Below you will find a set of lines. Repeat them all exactly.

[start of Data for processing]

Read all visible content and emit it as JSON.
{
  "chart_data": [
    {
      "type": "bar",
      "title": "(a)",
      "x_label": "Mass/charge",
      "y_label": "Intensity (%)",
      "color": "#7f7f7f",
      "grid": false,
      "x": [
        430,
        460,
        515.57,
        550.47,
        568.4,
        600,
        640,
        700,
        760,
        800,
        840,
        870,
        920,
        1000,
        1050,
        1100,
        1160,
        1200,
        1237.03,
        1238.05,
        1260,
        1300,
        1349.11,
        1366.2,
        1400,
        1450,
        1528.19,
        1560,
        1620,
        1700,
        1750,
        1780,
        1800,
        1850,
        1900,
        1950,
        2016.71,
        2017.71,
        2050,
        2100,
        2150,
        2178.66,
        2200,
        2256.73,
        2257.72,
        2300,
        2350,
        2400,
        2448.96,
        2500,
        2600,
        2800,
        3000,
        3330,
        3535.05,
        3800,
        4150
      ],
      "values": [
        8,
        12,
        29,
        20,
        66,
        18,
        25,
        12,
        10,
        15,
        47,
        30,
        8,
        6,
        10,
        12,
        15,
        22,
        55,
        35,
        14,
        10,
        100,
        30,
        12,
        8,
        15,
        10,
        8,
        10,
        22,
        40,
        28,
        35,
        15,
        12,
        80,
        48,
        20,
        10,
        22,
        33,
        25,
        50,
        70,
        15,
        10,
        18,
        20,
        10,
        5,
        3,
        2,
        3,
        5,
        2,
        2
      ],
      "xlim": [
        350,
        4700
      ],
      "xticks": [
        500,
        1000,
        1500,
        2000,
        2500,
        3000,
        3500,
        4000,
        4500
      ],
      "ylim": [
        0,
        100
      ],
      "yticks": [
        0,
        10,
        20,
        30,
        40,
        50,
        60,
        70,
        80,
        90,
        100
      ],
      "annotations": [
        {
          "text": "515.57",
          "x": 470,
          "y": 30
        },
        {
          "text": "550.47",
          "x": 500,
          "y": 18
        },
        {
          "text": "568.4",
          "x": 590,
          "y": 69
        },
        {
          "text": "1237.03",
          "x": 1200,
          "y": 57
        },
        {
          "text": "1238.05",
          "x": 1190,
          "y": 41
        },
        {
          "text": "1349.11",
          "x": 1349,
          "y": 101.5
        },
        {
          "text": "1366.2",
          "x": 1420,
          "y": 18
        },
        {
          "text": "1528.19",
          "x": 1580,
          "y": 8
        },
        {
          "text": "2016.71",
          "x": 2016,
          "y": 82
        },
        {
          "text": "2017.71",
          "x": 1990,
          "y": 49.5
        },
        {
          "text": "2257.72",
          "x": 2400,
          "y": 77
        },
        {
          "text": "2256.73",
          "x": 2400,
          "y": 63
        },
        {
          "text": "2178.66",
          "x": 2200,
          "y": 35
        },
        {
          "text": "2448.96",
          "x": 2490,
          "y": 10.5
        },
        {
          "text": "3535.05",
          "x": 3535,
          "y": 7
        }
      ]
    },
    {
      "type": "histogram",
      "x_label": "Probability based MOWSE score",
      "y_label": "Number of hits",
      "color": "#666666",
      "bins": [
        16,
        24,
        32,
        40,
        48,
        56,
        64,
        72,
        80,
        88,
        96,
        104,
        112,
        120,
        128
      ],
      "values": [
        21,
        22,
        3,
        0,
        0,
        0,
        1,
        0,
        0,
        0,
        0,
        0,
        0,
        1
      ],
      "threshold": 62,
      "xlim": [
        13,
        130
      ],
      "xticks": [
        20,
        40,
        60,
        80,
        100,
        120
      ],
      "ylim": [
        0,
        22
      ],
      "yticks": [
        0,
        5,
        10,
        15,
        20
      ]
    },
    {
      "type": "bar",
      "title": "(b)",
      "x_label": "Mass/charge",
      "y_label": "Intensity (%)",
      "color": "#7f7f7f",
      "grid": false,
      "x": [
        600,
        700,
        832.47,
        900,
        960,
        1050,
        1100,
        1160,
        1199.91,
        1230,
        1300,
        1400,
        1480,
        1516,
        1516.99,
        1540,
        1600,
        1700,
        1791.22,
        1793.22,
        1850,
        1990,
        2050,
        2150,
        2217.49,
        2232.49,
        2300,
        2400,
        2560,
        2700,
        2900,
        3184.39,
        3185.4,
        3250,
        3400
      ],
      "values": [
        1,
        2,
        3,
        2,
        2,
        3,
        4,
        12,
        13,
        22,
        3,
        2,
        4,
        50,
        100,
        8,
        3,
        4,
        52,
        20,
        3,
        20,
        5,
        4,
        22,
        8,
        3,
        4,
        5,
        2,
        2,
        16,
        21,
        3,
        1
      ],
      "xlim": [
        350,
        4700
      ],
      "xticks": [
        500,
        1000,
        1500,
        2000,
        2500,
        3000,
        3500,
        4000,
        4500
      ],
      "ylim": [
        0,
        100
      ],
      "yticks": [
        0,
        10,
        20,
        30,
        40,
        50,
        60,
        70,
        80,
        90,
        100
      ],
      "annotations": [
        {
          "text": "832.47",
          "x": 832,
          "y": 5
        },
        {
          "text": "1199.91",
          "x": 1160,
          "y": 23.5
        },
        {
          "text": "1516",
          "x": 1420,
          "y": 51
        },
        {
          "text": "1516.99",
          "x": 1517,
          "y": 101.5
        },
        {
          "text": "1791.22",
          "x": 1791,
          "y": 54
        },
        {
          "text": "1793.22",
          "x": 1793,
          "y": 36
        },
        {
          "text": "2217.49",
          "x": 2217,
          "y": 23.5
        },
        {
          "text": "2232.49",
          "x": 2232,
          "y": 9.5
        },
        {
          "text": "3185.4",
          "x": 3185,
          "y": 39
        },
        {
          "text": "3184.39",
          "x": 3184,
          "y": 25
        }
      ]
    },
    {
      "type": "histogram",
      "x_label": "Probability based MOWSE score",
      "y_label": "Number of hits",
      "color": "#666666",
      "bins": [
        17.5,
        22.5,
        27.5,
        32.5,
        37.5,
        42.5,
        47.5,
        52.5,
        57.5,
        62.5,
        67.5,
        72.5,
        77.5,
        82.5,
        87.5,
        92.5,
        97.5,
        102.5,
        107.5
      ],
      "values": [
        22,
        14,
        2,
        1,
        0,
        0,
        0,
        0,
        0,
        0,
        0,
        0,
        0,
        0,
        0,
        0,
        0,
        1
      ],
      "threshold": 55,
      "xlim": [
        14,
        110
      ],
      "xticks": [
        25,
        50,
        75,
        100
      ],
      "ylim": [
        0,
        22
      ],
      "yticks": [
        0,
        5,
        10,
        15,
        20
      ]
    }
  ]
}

[end of Data for processing]

## Solved problem
Read all visible content and emit it as JSON.
{
  "chart_data": [
    {
      "type": "bar",
      "title": "(a)",
      "x_label": "Mass/charge",
      "y_label": "Intensity (%)",
      "color": "#7f7f7f",
      "grid": false,
      "x": [
        430,
        460,
        515.57,
        550.47,
        568.4,
        600,
        640,
        700,
        760,
        800,
        840,
        870,
        920,
        1000,
        1050,
        1100,
        1160,
        1200,
        1237.03,
        1238.05,
        1260,
        1300,
        1349.11,
        1366.2,
        1400,
        1450,
        1528.19,
        1560,
        1620,
        1700,
        1750,
        1780,
        1800,
        1850,
        1900,
        1950,
        2016.71,
        2017.71,
        2050,
        2100,
        2150,
        2178.66,
        2200,
        2256.73,
        2257.72,
        2300,
        2350,
        2400,
        2448.96,
        2500,
        2600,
        2800,
        3000,
        3330,
        3535.05,
        3800,
        4150
      ],
      "values": [
        8,
        12,
        29,
        20,
        66,
        18,
        25,
        12,
        10,
        15,
        47,
        30,
        8,
        6,
        10,
        12,
        15,
        22,
        55,
        35,
        14,
        10,
        100,
        30,
        12,
        8,
        15,
        10,
        8,
        10,
        22,
        40,
        28,
        35,
        15,
        12,
        80,
        48,
        20,
        10,
        22,
        33,
        25,
        50,
        70,
        15,
        10,
        18,
        20,
        10,
        5,
        3,
        2,
        3,
        5,
        2,
        2
      ],
      "xlim": [
        350,
        4700
      ],
      "xticks": [
        500,
        1000,
        1500,
        2000,
        2500,
        3000,
        3500,
        4000,
        4500
      ],
      "ylim": [
        0,
        100
      ],
      "yticks": [
        0,
        10,
        20,
        30,
        40,
        50,
        60,
        70,
        80,
        90,
        100
      ],
      "annotations": [
        {
          "text": "515.57",
          "x": 470,
          "y": 30
        },
        {
          "text": "550.47",
          "x": 500,
          "y": 18
        },
        {
          "text": "568.4",
          "x": 590,
          "y": 69
        },
        {
          "text": "1237.03",
          "x": 1200,
          "y": 57
        },
        {
          "text": "1238.05",
          "x": 1190,
          "y": 41
        },
        {
          "text": "1349.11",
          "x": 1349,
          "y": 101.5
        },
        {
          "text": "1366.2",
          "x": 1420,
          "y": 18
        },
        {
          "text": "1528.19",
          "x": 1580,
          "y": 8
        },
        {
          "text": "2016.71",
          "x": 2016,
          "y": 82
        },
        {
          "text": "2017.71",
          "x": 1990,
          "y": 49.5
        },
        {
          "text": "2257.72",
          "x": 2400,
          "y": 77
        },
        {
          "text": "2256.73",
          "x": 2400,
          "y": 63
        },
        {
          "text": "2178.66",
          "x": 2200,
          "y": 35
        },
        {
          "text": "2448.96",
          "x": 2490,
          "y": 10.5
        },
        {
          "text": "3535.05",
          "x": 3535,
          "y": 7
        }
      ]
    },
    {
      "type": "histogram",
      "x_label": "Probability based MOWSE score",
      "y_label": "Number of hits",
      "color": "#666666",
      "bins": [
        16,
        24,
        32,
        40,
        48,
        56,
        64,
        72,
        80,
        88,
        96,
        104,
        112,
        120,
        128
      ],
      "values": [
        21,
        22,
        3,
        0,
        0,
        0,
        1,
        0,
        0,
        0,
        0,
        0,
        0,
        1
      ],
      "threshold": 62,
      "xlim": [
        13,
        130
      ],
      "xticks": [
        20,
        40,
        60,
        80,
        100,
        120
      ],
      "ylim": [
        0,
        22
      ],
      "yticks": [
        0,
        5,
        10,
        15,
        20
      ]
    },
    {
      "type": "bar",
      "title": "(b)",
      "x_label": "Mass/charge",
      "y_label": "Intensity (%)",
      "color": "#7f7f7f",
      "grid": false,
      "x": [
        600,
        700,
        832.47,
        900,
        960,
        1050,
        1100,
        1160,
        1199.91,
        1230,
        1300,
        1400,
        1480,
        1516,
        1516.99,
        1540,
        1600,
        1700,
        1791.22,
        1793.22,
        1850,
        1990,
        2050,
        2150,
        2217.49,
        2232.49,
        2300,
        2400,
        2560,
        2700,
        2900,
        3184.39,
        3185.4,
        3250,
        3400
      ],
      "values": [
        1,
        2,
        3,
        2,
        2,
        3,
        4,
        12,
        13,
        22,
        3,
        2,
        4,
        50,
        100,
        8,
        3,
        4,
        52,
        20,
        3,
        20,
        5,
        4,
        22,
        8,
        3,
        4,
        5,
        2,
        2,
        16,
        21,
        3,
        1
      ],
      "xlim": [
        350,
        4700
      ],
      "xticks": [
        500,
        1000,
        1500,
        2000,
        2500,
        3000,
        3500,
        4000,
        4500
      ],
      "ylim": [
        0,
        100
      ],
      "yticks": [
        0,
        10,
        20,
        30,
        40,
        50,
        60,
        70,
        80,
        90,
        100
      ],
      "annotations": [
        {
          "text": "832.47",
          "x": 832,
          "y": 5
        },
        {
          "text": "1199.91",
          "x": 1160,
          "y": 23.5
        },
        {
          "text": "1516",
          "x": 1420,
          "y": 51
        },
        {
          "text": "1516.99",
          "x": 1517,
          "y": 101.5
        },
        {
          "text": "1791.22",
          "x": 1791,
          "y": 54
        },
        {
          "text": "1793.22",
          "x": 1793,
          "y": 36
        },
        {
          "text": "2217.49",
          "x": 2217,
          "y": 23.5
        },
        {
          "text": "2232.49",
          "x": 2232,
          "y": 9.5
        },
        {
          "text": "3185.4",
          "x": 3185,
          "y": 39
        },
        {
          "text": "3184.39",
          "x": 3184,
          "y": 25
        }
      ]
    },
    {
      "type": "histogram",
      "x_label": "Probability based MOWSE score",
      "y_label": "Number of hits",
      "color": "#666666",
      "bins": [
        17.5,
        22.5,
        27.5,
        32.5,
        37.5,
        42.5,
        47.5,
        52.5,
        57.5,
        62.5,
        67.5,
        72.5,
        77.5,
        82.5,
        87.5,
        92.5,
        97.5,
        102.5,
        107.5
      ],
      "values": [
        22,
        14,
        2,
        1,
        0,
        0,
        0,
        0,
        0,
        0,
        0,
        0,
        0,
        0,
        0,
        0,
        0,
        1
      ],
      "threshold": 55,
      "xlim": [
        14,
        110
      ],
      "xticks": [
        25,
        50,
        75,
        100
      ],
      "ylim": [
        0,
        22
      ],
      "yticks": [
        0,
        5,
        10,
        15,
        20
      ]
    }
  ]
}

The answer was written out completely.